GIVEN TASK
Review the material line by line. Identify and copy every line that contains the string "name".

(Entries from a visual dataset)
- - - - - - -
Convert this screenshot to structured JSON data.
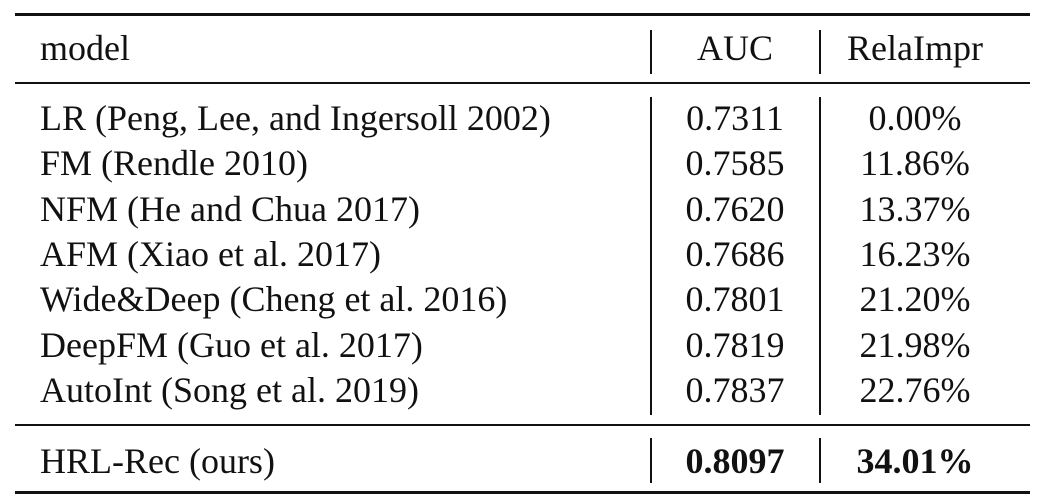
{
  "table": {
    "columns": [
      "model",
      "AUC",
      "RelaImpr"
    ],
    "rows": [
      [
        "LR (Peng, Lee, and Ingersoll 2002)",
        "0.7311",
        "0.00%"
      ],
      [
        "FM (Rendle 2010)",
        "0.7585",
        "11.86%"
      ],
      [
        "NFM (He and Chua 2017)",
        "0.7620",
        "13.37%"
      ],
      [
        "AFM (Xiao et al. 2017)",
        "0.7686",
        "16.23%"
      ],
      [
        "Wide&Deep (Cheng et al. 2016)",
        "0.7801",
        "21.20%"
      ],
      [
        "DeepFM (Guo et al. 2017)",
        "0.7819",
        "21.98%"
      ],
      [
        "AutoInt (Song et al. 2019)",
        "0.7837",
        "22.76%"
      ]
    ],
    "footer_row": [
      "HRL-Rec (ours)",
      "0.8097",
      "34.01%"
    ]
  }
}
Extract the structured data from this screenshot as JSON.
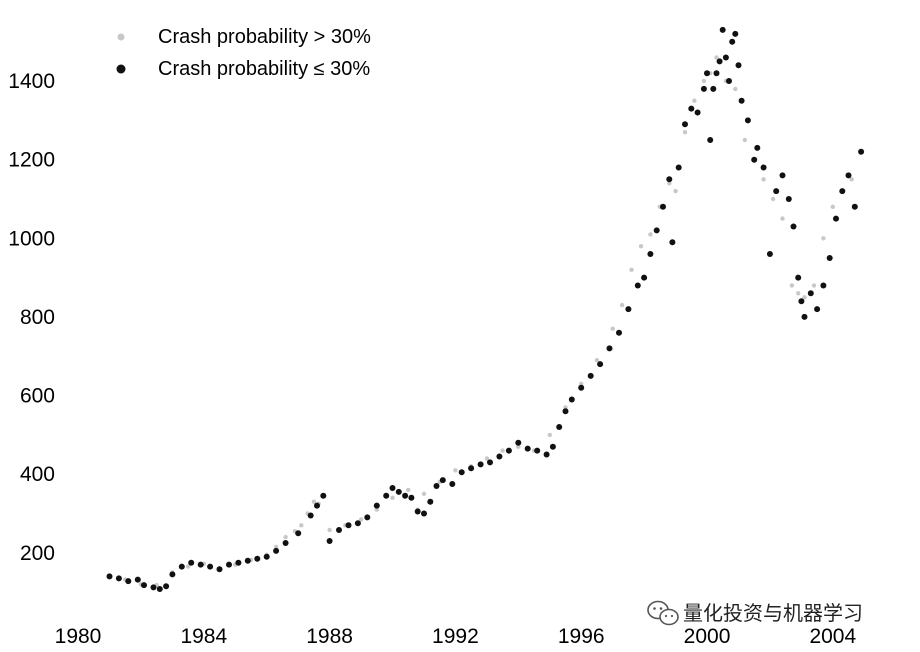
{
  "chart_data": {
    "type": "scatter",
    "title": "",
    "xlabel": "",
    "ylabel": "",
    "xlim": [
      1980,
      2005.5
    ],
    "ylim": [
      80,
      1540
    ],
    "x_ticks": [
      "1980",
      "1984",
      "1988",
      "1992",
      "1996",
      "2000",
      "2004"
    ],
    "y_ticks": [
      "200",
      "400",
      "600",
      "800",
      "1000",
      "1200",
      "1400"
    ],
    "legend_position": "top-left",
    "grid": false,
    "series": [
      {
        "name": "Crash probability > 30%",
        "color": "#c8c8c8",
        "x": [
          1981.0,
          1981.5,
          1982.0,
          1982.5,
          1983.0,
          1983.5,
          1984.0,
          1984.5,
          1985.0,
          1985.5,
          1986.0,
          1986.3,
          1986.6,
          1986.9,
          1987.1,
          1987.3,
          1987.5,
          1987.65,
          1988.0,
          1988.5,
          1989.0,
          1989.5,
          1990.0,
          1990.5,
          1990.8,
          1991.0,
          1991.5,
          1992.0,
          1992.5,
          1993.0,
          1993.5,
          1994.0,
          1994.5,
          1995.0,
          1995.5,
          1996.0,
          1996.5,
          1997.0,
          1997.3,
          1997.6,
          1997.9,
          1998.2,
          1998.5,
          1998.8,
          1999.0,
          1999.3,
          1999.6,
          1999.9,
          2000.1,
          2000.3,
          2000.6,
          2000.9,
          2001.2,
          2001.5,
          2001.8,
          2002.1,
          2002.4,
          2002.7,
          2002.9,
          2003.1,
          2003.4,
          2003.7,
          2004.0,
          2004.3,
          2004.6
        ],
        "y": [
          140,
          132,
          120,
          118,
          150,
          165,
          172,
          160,
          170,
          182,
          195,
          215,
          240,
          255,
          270,
          300,
          330,
          325,
          258,
          270,
          285,
          310,
          340,
          360,
          310,
          350,
          380,
          410,
          420,
          440,
          460,
          470,
          460,
          500,
          570,
          630,
          690,
          770,
          830,
          920,
          980,
          1010,
          1080,
          1140,
          1120,
          1270,
          1350,
          1400,
          1420,
          1460,
          1400,
          1380,
          1250,
          1200,
          1150,
          1100,
          1050,
          880,
          860,
          850,
          880,
          1000,
          1080,
          1120,
          1150
        ]
      },
      {
        "name": "Crash probability ≤ 30%",
        "color": "#111111",
        "x": [
          1981.0,
          1981.3,
          1981.6,
          1981.9,
          1982.1,
          1982.4,
          1982.6,
          1982.8,
          1983.0,
          1983.3,
          1983.6,
          1983.9,
          1984.2,
          1984.5,
          1984.8,
          1985.1,
          1985.4,
          1985.7,
          1986.0,
          1986.3,
          1986.6,
          1987.0,
          1987.4,
          1987.6,
          1987.8,
          1988.0,
          1988.3,
          1988.6,
          1988.9,
          1989.2,
          1989.5,
          1989.8,
          1990.0,
          1990.2,
          1990.4,
          1990.6,
          1990.8,
          1991.0,
          1991.2,
          1991.4,
          1991.6,
          1991.9,
          1992.2,
          1992.5,
          1992.8,
          1993.1,
          1993.4,
          1993.7,
          1994.0,
          1994.3,
          1994.6,
          1994.9,
          1995.1,
          1995.3,
          1995.5,
          1995.7,
          1996.0,
          1996.3,
          1996.6,
          1996.9,
          1997.2,
          1997.5,
          1997.8,
          1998.0,
          1998.2,
          1998.4,
          1998.6,
          1998.8,
          1998.9,
          1999.1,
          1999.3,
          1999.5,
          1999.7,
          1999.9,
          2000.0,
          2000.1,
          2000.2,
          2000.3,
          2000.4,
          2000.5,
          2000.6,
          2000.7,
          2000.8,
          2000.9,
          2001.0,
          2001.1,
          2001.3,
          2001.5,
          2001.6,
          2001.8,
          2002.0,
          2002.2,
          2002.4,
          2002.6,
          2002.75,
          2002.9,
          2003.0,
          2003.1,
          2003.3,
          2003.5,
          2003.7,
          2003.9,
          2004.1,
          2004.3,
          2004.5,
          2004.7,
          2004.9
        ],
        "y": [
          140,
          135,
          128,
          132,
          118,
          112,
          108,
          115,
          145,
          165,
          175,
          170,
          165,
          158,
          170,
          175,
          180,
          185,
          190,
          205,
          225,
          250,
          295,
          320,
          345,
          230,
          258,
          270,
          275,
          290,
          320,
          345,
          365,
          355,
          345,
          340,
          305,
          300,
          330,
          370,
          385,
          375,
          405,
          415,
          425,
          430,
          445,
          460,
          480,
          465,
          460,
          450,
          470,
          520,
          560,
          590,
          620,
          650,
          680,
          720,
          760,
          820,
          880,
          900,
          960,
          1020,
          1080,
          1150,
          990,
          1180,
          1290,
          1330,
          1320,
          1380,
          1420,
          1250,
          1380,
          1420,
          1450,
          1530,
          1460,
          1400,
          1500,
          1520,
          1440,
          1350,
          1300,
          1200,
          1230,
          1180,
          960,
          1120,
          1160,
          1100,
          1030,
          900,
          840,
          800,
          860,
          820,
          880,
          950,
          1050,
          1120,
          1160,
          1080,
          1220
        ]
      }
    ]
  },
  "watermark": {
    "icon": "wechat-icon",
    "text": "量化投资与机器学习"
  }
}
- - - - - - -
EXERCISE RESPONSE
        "name": "Crash probability > 30%",
        "name": "Crash probability ≤ 30%",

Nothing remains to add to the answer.